— BEGIN —

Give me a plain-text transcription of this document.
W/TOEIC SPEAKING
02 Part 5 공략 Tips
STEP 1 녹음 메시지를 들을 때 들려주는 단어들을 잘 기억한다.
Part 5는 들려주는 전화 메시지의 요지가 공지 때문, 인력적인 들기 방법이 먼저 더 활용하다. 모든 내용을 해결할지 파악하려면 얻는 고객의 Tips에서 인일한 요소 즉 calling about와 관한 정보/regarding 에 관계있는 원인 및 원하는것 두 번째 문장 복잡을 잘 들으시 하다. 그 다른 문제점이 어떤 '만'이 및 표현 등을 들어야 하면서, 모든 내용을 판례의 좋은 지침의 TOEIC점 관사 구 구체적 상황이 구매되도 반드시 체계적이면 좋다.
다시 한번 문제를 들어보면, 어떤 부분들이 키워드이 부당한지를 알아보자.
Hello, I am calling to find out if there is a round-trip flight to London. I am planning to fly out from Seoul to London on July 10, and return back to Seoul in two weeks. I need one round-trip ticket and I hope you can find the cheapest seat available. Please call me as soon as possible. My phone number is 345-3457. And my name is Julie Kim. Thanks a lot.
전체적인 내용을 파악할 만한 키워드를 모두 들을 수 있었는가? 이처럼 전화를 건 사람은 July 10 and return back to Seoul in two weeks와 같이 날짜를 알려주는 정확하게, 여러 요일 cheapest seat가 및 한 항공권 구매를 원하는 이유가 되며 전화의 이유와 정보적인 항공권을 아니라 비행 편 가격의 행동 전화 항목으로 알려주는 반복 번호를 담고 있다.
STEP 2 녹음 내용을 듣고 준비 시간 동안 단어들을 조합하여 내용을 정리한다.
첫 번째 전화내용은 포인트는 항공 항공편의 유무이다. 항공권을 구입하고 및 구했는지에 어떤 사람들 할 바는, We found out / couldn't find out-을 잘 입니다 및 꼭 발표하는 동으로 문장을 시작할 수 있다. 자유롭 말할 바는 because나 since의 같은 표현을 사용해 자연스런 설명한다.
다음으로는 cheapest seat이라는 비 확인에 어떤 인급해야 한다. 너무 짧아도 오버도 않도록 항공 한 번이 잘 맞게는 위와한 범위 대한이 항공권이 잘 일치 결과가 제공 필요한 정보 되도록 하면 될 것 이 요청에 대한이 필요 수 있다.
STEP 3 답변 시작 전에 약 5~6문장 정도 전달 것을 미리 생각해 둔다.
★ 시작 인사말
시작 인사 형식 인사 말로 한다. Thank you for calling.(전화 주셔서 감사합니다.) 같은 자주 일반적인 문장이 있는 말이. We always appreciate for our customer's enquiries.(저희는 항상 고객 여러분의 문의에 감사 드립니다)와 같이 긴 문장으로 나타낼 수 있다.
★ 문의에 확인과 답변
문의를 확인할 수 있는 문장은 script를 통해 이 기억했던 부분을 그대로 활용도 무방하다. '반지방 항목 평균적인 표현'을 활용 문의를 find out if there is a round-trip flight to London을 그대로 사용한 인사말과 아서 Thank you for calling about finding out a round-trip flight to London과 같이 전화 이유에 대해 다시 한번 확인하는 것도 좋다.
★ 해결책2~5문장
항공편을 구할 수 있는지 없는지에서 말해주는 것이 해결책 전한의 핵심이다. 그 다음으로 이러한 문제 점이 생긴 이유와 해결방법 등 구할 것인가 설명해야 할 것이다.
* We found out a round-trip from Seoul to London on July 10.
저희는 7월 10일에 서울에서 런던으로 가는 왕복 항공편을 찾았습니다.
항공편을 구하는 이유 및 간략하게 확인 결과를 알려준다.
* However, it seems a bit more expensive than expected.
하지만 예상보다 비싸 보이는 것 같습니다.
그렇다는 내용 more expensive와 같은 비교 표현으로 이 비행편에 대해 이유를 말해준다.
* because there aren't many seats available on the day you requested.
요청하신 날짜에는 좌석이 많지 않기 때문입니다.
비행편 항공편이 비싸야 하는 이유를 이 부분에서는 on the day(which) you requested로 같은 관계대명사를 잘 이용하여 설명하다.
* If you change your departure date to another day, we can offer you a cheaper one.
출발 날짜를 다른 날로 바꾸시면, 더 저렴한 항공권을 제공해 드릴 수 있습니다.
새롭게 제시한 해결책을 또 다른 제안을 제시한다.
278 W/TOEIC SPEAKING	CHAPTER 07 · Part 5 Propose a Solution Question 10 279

— END —

Copy every line that includes the string "STEP" from the material above.

STEP 1 녹음 메시지를 들을 때 들려주는 단어들을 잘 기억한다.
STEP 2 녹음 내용을 듣고 준비 시간 동안 단어들을 조합하여 내용을 정리한다.
STEP 3 답변 시작 전에 약 5~6문장 정도 전달 것을 미리 생각해 둔다.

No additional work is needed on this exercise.